━━━ Supplied information ━━━

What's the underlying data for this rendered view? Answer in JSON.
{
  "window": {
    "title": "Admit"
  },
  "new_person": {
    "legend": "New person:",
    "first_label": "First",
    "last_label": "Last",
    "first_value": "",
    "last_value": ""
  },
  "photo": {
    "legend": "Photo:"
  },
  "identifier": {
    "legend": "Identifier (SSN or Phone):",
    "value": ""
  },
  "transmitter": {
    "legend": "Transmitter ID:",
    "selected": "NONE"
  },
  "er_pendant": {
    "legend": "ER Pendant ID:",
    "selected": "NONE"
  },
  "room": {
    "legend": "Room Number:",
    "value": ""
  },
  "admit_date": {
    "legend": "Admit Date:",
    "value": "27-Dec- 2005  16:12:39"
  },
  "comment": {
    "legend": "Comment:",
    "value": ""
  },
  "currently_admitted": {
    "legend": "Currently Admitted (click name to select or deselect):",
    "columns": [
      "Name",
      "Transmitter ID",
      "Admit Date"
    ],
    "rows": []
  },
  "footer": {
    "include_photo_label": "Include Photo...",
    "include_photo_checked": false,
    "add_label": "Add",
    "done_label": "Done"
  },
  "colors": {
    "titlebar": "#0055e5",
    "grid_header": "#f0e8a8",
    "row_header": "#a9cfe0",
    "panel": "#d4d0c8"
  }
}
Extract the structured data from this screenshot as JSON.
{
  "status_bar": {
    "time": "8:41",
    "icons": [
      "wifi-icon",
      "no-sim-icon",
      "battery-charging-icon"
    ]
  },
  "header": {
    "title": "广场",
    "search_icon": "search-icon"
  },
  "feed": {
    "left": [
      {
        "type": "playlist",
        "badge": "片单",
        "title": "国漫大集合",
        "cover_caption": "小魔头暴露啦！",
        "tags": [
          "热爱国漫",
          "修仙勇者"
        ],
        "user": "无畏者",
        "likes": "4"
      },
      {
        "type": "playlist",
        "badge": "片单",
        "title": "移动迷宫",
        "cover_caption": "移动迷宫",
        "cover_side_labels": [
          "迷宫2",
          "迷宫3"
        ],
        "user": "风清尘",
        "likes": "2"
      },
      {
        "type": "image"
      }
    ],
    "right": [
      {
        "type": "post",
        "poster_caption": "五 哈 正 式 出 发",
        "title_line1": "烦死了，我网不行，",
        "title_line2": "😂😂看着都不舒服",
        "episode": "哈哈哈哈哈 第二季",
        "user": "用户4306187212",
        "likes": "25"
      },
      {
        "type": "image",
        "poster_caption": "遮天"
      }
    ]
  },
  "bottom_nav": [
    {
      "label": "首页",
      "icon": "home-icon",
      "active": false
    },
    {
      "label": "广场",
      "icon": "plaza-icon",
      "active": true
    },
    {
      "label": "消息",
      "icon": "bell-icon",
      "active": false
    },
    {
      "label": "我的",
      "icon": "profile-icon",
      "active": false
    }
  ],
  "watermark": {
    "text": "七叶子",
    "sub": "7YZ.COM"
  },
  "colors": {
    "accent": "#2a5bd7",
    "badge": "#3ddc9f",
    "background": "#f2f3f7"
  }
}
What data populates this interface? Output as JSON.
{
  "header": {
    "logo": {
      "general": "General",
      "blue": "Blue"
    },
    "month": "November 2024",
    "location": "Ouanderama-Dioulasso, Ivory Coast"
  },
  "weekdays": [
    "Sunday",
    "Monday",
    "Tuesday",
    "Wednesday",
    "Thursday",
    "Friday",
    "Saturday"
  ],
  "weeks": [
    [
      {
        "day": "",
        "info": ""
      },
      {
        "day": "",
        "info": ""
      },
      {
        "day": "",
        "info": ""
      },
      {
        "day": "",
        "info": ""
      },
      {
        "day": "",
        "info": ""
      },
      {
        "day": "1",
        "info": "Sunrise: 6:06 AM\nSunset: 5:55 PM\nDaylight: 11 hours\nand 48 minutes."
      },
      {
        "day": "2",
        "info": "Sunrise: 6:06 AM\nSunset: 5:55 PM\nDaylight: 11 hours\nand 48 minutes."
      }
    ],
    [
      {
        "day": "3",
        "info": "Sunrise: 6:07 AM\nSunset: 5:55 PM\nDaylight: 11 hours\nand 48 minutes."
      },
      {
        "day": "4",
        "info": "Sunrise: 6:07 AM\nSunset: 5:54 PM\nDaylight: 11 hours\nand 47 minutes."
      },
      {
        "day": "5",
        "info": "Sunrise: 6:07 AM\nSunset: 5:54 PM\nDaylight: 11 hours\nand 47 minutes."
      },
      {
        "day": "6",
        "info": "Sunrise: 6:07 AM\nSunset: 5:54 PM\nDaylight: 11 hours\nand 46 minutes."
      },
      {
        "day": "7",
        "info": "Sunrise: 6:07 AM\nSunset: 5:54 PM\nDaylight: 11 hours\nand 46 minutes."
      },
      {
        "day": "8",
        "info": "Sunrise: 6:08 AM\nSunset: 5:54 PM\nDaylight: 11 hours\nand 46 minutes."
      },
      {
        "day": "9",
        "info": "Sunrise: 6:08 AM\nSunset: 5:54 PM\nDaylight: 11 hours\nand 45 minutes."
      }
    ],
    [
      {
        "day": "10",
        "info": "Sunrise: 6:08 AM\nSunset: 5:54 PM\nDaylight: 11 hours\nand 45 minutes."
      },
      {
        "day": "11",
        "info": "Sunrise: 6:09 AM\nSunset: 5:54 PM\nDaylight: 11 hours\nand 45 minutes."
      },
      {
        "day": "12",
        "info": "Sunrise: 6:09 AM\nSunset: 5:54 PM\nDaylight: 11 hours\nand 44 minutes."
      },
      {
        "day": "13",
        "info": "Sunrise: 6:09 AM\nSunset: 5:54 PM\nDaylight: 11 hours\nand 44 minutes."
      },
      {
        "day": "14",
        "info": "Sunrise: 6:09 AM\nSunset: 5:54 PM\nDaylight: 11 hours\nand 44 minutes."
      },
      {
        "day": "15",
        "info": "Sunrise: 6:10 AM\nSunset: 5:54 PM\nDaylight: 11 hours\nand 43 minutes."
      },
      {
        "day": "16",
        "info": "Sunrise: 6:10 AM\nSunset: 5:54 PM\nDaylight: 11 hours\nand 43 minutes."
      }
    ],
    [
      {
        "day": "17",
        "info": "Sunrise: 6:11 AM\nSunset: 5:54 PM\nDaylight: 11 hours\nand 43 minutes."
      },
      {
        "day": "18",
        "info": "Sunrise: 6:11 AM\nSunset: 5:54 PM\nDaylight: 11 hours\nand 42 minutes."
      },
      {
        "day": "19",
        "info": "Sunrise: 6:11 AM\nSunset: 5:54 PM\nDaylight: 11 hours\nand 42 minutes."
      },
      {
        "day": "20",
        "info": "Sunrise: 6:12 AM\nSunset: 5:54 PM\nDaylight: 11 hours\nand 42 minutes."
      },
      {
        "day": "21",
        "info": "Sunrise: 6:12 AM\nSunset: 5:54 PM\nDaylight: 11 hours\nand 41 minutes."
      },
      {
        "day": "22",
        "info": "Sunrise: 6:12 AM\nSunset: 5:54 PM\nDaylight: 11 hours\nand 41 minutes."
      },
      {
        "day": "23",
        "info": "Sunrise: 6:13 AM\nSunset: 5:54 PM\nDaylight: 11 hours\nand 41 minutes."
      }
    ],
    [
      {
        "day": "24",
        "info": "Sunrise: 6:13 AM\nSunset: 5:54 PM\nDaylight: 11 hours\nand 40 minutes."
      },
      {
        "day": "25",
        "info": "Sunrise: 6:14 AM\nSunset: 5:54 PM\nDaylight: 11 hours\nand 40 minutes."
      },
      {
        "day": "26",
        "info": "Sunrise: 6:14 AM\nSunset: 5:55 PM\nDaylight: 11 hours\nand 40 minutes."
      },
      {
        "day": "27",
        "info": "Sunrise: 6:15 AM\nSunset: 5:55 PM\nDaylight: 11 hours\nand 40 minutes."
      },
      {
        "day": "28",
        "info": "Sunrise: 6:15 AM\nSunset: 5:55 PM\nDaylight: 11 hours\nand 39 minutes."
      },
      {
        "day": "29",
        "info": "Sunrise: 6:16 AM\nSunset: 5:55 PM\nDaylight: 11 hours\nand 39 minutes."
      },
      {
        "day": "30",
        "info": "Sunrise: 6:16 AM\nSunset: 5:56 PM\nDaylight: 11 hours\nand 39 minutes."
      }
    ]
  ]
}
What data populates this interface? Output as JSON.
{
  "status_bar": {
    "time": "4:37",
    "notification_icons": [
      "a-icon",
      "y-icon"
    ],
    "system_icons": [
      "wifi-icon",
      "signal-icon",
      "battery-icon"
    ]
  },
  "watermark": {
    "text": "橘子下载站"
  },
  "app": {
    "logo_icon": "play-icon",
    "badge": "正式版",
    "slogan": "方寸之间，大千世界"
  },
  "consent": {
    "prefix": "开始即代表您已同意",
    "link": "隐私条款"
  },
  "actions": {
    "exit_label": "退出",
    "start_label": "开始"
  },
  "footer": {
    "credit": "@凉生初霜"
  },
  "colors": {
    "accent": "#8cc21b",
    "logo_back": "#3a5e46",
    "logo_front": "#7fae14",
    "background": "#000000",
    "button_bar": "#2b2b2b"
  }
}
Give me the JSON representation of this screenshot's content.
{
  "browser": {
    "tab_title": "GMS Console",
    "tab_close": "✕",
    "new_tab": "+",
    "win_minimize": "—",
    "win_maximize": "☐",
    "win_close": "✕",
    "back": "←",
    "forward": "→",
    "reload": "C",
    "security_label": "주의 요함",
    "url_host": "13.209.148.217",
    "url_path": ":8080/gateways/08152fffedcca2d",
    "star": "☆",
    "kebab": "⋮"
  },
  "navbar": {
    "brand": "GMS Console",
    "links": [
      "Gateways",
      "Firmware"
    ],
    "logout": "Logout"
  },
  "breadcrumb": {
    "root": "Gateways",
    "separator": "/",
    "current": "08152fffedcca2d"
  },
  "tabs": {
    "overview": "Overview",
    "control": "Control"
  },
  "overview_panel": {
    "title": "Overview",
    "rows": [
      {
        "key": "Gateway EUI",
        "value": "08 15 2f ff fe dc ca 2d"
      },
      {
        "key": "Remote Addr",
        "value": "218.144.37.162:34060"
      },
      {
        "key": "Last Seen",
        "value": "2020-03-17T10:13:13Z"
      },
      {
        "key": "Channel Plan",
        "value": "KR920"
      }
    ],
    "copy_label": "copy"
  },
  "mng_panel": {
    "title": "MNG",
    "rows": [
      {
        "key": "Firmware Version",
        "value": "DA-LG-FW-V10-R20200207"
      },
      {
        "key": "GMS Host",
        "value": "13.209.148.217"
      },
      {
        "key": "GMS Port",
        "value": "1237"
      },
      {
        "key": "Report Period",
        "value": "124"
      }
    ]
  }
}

━━━

• **Task prompt**
Your answer should be a single number: the count of lines in these records that hold the string "user".

• **Right answer**
3